**** ENTRIES PROVIDED ****

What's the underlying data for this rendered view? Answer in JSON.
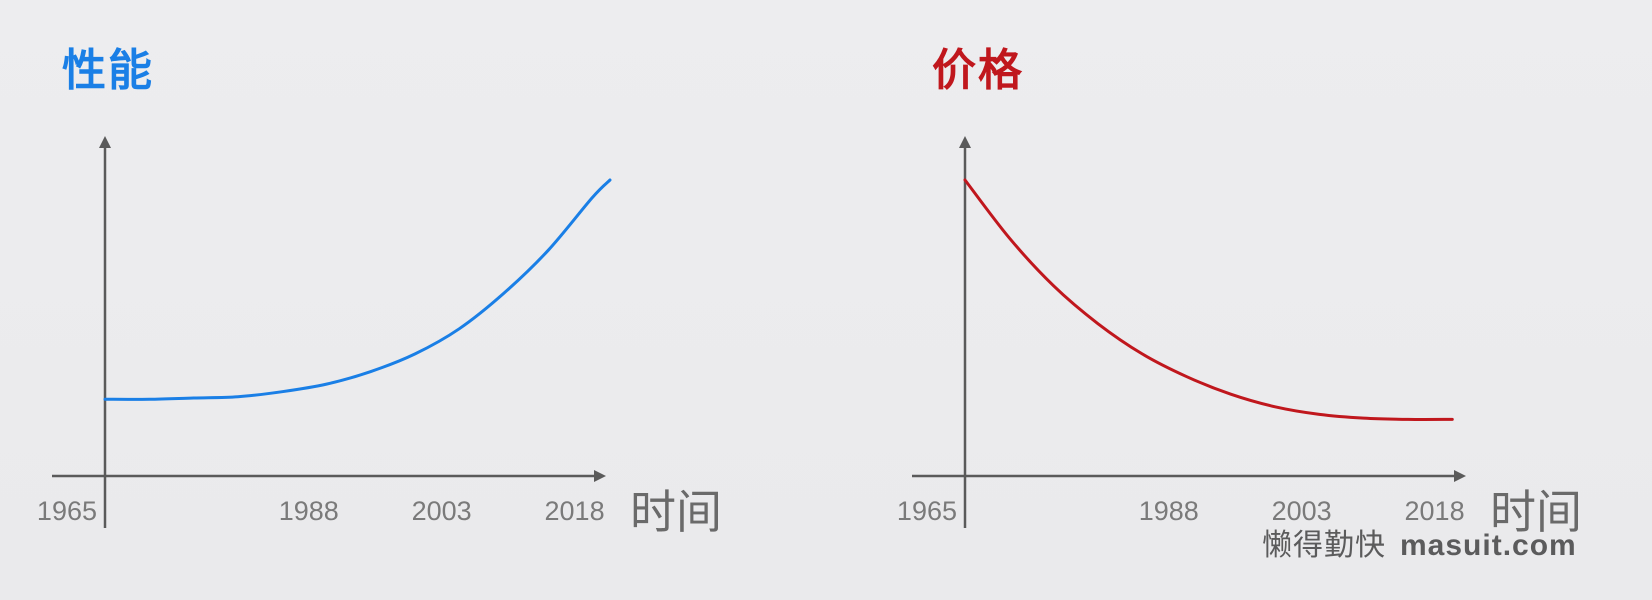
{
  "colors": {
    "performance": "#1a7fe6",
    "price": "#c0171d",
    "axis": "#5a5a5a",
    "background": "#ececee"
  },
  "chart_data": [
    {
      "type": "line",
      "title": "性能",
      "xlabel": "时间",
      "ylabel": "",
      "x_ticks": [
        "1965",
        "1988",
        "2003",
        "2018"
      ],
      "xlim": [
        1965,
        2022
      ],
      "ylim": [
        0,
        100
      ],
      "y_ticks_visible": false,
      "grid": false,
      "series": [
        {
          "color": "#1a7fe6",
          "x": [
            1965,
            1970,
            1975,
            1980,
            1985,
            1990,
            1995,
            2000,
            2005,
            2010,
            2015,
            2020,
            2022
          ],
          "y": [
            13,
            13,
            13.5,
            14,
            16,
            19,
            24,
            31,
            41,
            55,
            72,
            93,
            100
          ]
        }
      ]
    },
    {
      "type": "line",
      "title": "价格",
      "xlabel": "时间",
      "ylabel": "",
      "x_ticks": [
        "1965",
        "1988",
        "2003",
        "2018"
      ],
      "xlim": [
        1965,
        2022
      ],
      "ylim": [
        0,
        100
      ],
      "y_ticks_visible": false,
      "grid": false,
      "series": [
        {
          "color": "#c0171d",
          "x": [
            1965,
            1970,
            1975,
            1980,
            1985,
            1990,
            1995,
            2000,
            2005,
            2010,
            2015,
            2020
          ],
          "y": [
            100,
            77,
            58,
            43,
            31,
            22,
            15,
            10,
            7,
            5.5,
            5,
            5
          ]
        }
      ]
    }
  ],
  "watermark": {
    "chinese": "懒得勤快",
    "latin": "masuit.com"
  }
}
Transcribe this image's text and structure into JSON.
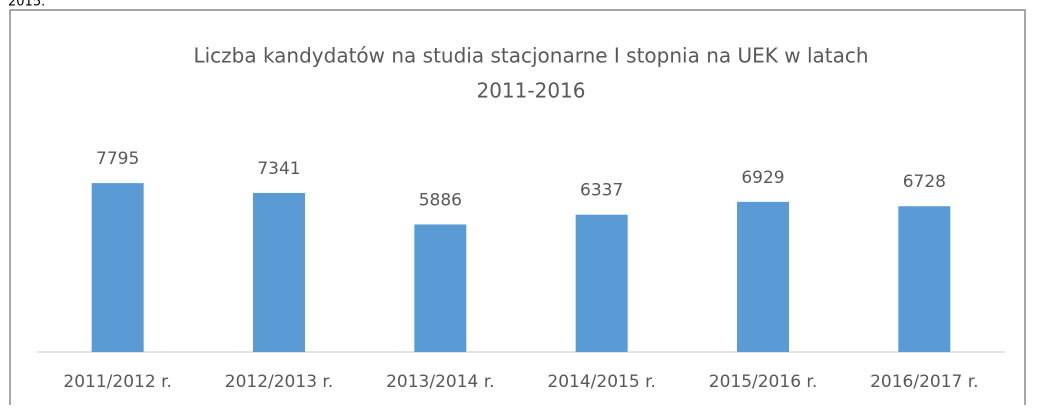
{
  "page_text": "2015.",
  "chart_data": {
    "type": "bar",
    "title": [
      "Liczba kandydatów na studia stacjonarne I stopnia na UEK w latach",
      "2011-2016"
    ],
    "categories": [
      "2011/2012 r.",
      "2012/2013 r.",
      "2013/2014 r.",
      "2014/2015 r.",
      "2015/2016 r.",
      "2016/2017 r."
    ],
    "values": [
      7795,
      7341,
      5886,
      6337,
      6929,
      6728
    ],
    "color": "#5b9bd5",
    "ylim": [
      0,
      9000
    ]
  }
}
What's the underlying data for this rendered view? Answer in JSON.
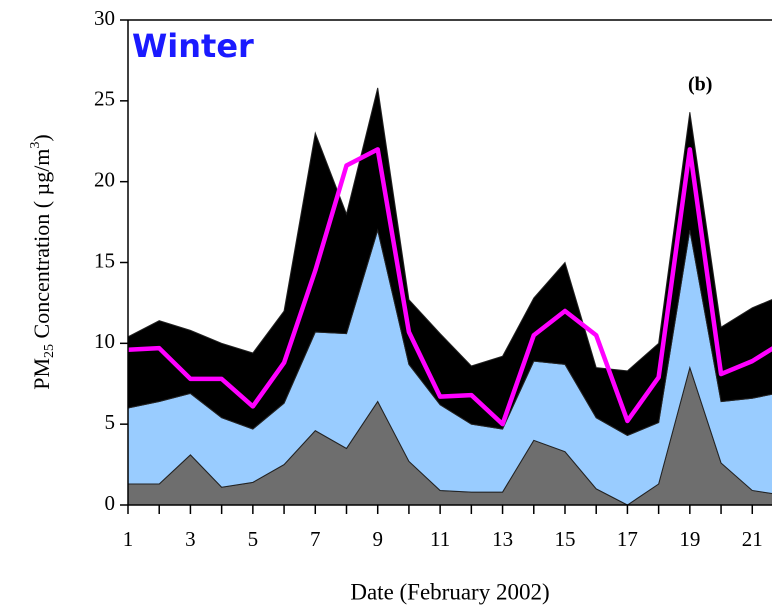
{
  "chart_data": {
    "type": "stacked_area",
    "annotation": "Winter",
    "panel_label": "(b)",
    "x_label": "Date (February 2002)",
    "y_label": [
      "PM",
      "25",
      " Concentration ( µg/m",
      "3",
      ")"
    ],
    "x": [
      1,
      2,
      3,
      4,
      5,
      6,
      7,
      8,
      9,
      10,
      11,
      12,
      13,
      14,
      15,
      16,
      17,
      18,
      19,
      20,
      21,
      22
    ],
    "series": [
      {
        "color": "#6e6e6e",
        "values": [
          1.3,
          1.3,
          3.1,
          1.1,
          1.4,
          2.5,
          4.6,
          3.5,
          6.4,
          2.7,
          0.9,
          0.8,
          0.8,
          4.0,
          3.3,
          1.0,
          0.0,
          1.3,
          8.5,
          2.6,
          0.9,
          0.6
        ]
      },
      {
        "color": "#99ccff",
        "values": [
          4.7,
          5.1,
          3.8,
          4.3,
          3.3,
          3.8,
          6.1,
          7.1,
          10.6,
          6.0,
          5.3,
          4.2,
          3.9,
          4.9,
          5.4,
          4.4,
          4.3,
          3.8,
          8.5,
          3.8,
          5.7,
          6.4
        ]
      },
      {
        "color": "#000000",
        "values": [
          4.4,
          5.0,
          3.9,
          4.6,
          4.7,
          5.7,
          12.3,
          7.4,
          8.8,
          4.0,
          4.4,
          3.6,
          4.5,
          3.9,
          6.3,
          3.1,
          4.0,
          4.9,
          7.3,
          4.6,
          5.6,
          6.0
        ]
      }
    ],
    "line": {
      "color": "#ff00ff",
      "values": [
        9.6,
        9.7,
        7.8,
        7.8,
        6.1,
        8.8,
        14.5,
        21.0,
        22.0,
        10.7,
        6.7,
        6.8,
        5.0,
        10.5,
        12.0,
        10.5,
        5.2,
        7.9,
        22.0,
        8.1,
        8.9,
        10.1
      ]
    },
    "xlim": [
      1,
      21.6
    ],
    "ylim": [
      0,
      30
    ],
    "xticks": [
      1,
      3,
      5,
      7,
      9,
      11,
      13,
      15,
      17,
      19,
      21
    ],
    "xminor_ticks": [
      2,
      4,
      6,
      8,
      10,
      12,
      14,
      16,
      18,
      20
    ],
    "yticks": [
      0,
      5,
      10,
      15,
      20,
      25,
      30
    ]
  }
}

****

* WRITTEN TASK *
Restate the listing above word for word, and skip the pictures.

* RESULT FOR THIS TASK *
What's the underlying data for this rendered view? Answer in JSON.
{
  "colors": {
    "performance": "#1a7fe6",
    "price": "#c0171d",
    "axis": "#5a5a5a",
    "background": "#ececee"
  },
  "chart_data": [
    {
      "type": "line",
      "title": "性能",
      "xlabel": "时间",
      "ylabel": "",
      "x_ticks": [
        "1965",
        "1988",
        "2003",
        "2018"
      ],
      "xlim": [
        1965,
        2022
      ],
      "ylim": [
        0,
        100
      ],
      "y_ticks_visible": false,
      "grid": false,
      "series": [
        {
          "color": "#1a7fe6",
          "x": [
            1965,
            1970,
            1975,
            1980,
            1985,
            1990,
            1995,
            2000,
            2005,
            2010,
            2015,
            2020,
            2022
          ],
          "y": [
            13,
            13,
            13.5,
            14,
            16,
            19,
            24,
            31,
            41,
            55,
            72,
            93,
            100
          ]
        }
      ]
    },
    {
      "type": "line",
      "title": "价格",
      "xlabel": "时间",
      "ylabel": "",
      "x_ticks": [
        "1965",
        "1988",
        "2003",
        "2018"
      ],
      "xlim": [
        1965,
        2022
      ],
      "ylim": [
        0,
        100
      ],
      "y_ticks_visible": false,
      "grid": false,
      "series": [
        {
          "color": "#c0171d",
          "x": [
            1965,
            1970,
            1975,
            1980,
            1985,
            1990,
            1995,
            2000,
            2005,
            2010,
            2015,
            2020
          ],
          "y": [
            100,
            77,
            58,
            43,
            31,
            22,
            15,
            10,
            7,
            5.5,
            5,
            5
          ]
        }
      ]
    }
  ],
  "watermark": {
    "chinese": "懒得勤快",
    "latin": "masuit.com"
  }
}
Transcribe this image's text and structure into JSON.
{
  "page_text": "2015.",
  "chart_data": {
    "type": "bar",
    "title": [
      "Liczba kandydatów na studia stacjonarne I stopnia na UEK w latach",
      "2011-2016"
    ],
    "categories": [
      "2011/2012 r.",
      "2012/2013 r.",
      "2013/2014 r.",
      "2014/2015 r.",
      "2015/2016 r.",
      "2016/2017 r."
    ],
    "values": [
      7795,
      7341,
      5886,
      6337,
      6929,
      6728
    ],
    "color": "#5b9bd5",
    "ylim": [
      0,
      9000
    ]
  }
}
What's the underlying data for this rendered view? Answer in JSON.
{
  "chart_data": {
    "type": "stacked_area",
    "annotation": "Winter",
    "panel_label": "(b)",
    "x_label": "Date (February 2002)",
    "y_label": [
      "PM",
      "25",
      " Concentration ( µg/m",
      "3",
      ")"
    ],
    "x": [
      1,
      2,
      3,
      4,
      5,
      6,
      7,
      8,
      9,
      10,
      11,
      12,
      13,
      14,
      15,
      16,
      17,
      18,
      19,
      20,
      21,
      22
    ],
    "series": [
      {
        "color": "#6e6e6e",
        "values": [
          1.3,
          1.3,
          3.1,
          1.1,
          1.4,
          2.5,
          4.6,
          3.5,
          6.4,
          2.7,
          0.9,
          0.8,
          0.8,
          4.0,
          3.3,
          1.0,
          0.0,
          1.3,
          8.5,
          2.6,
          0.9,
          0.6
        ]
      },
      {
        "color": "#99ccff",
        "values": [
          4.7,
          5.1,
          3.8,
          4.3,
          3.3,
          3.8,
          6.1,
          7.1,
          10.6,
          6.0,
          5.3,
          4.2,
          3.9,
          4.9,
          5.4,
          4.4,
          4.3,
          3.8,
          8.5,
          3.8,
          5.7,
          6.4
        ]
      },
      {
        "color": "#000000",
        "values": [
          4.4,
          5.0,
          3.9,
          4.6,
          4.7,
          5.7,
          12.3,
          7.4,
          8.8,
          4.0,
          4.4,
          3.6,
          4.5,
          3.9,
          6.3,
          3.1,
          4.0,
          4.9,
          7.3,
          4.6,
          5.6,
          6.0
        ]
      }
    ],
    "line": {
      "color": "#ff00ff",
      "values": [
        9.6,
        9.7,
        7.8,
        7.8,
        6.1,
        8.8,
        14.5,
        21.0,
        22.0,
        10.7,
        6.7,
        6.8,
        5.0,
        10.5,
        12.0,
        10.5,
        5.2,
        7.9,
        22.0,
        8.1,
        8.9,
        10.1
      ]
    },
    "xlim": [
      1,
      21.6
    ],
    "ylim": [
      0,
      30
    ],
    "xticks": [
      1,
      3,
      5,
      7,
      9,
      11,
      13,
      15,
      17,
      19,
      21
    ],
    "xminor_ticks": [
      2,
      4,
      6,
      8,
      10,
      12,
      14,
      16,
      18,
      20
    ],
    "yticks": [
      0,
      5,
      10,
      15,
      20,
      25,
      30
    ]
  }
}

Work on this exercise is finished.